+++ ENTRIES PROVIDED

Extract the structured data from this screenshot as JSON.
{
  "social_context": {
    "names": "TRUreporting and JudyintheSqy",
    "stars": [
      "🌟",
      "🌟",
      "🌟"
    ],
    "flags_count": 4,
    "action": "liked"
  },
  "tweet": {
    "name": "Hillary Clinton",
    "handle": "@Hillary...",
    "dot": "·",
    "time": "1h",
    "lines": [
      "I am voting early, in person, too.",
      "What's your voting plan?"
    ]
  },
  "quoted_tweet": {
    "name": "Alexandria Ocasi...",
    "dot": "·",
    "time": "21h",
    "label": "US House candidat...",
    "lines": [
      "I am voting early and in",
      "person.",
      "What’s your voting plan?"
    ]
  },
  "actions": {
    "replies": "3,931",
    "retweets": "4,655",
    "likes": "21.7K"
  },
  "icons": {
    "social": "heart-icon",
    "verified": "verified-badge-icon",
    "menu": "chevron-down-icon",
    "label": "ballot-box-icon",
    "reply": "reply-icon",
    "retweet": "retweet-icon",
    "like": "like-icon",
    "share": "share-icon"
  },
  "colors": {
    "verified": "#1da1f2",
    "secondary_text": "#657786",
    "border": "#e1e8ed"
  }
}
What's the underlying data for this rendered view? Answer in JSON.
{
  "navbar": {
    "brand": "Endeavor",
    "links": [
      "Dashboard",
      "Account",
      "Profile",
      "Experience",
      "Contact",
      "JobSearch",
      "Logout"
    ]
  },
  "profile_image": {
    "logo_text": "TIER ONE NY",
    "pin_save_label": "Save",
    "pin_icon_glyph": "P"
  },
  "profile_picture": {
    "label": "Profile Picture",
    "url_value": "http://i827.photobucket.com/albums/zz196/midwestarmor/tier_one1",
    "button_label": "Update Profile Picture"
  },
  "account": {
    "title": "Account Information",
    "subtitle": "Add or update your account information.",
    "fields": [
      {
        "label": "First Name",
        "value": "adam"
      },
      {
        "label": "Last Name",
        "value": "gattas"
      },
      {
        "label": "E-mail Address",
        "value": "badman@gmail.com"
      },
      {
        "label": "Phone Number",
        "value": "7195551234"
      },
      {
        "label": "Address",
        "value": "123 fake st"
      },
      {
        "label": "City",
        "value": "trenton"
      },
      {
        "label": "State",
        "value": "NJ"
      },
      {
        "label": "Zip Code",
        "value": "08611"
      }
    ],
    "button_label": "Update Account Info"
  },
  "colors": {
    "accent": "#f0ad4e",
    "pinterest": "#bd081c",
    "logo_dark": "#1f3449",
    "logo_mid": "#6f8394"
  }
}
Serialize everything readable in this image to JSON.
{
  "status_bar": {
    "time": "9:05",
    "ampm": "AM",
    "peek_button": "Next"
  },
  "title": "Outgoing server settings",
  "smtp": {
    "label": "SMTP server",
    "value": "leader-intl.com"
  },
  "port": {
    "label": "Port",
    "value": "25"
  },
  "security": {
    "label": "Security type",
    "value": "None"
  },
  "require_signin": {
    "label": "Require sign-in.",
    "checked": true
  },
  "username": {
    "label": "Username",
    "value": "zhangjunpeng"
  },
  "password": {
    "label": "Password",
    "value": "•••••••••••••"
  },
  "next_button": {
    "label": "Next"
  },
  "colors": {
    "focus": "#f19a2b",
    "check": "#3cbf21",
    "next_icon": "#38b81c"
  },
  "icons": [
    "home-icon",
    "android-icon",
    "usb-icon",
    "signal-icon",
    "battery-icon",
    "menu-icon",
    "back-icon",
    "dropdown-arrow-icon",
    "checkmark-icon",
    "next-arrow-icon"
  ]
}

++++++

■ WHAT IS REQUIRED
In the records above, locate each line with the word "verified". Copy all such lines.

■ FINAL RESULT
    "verified": "verified-badge-icon",
    "verified": "#1da1f2",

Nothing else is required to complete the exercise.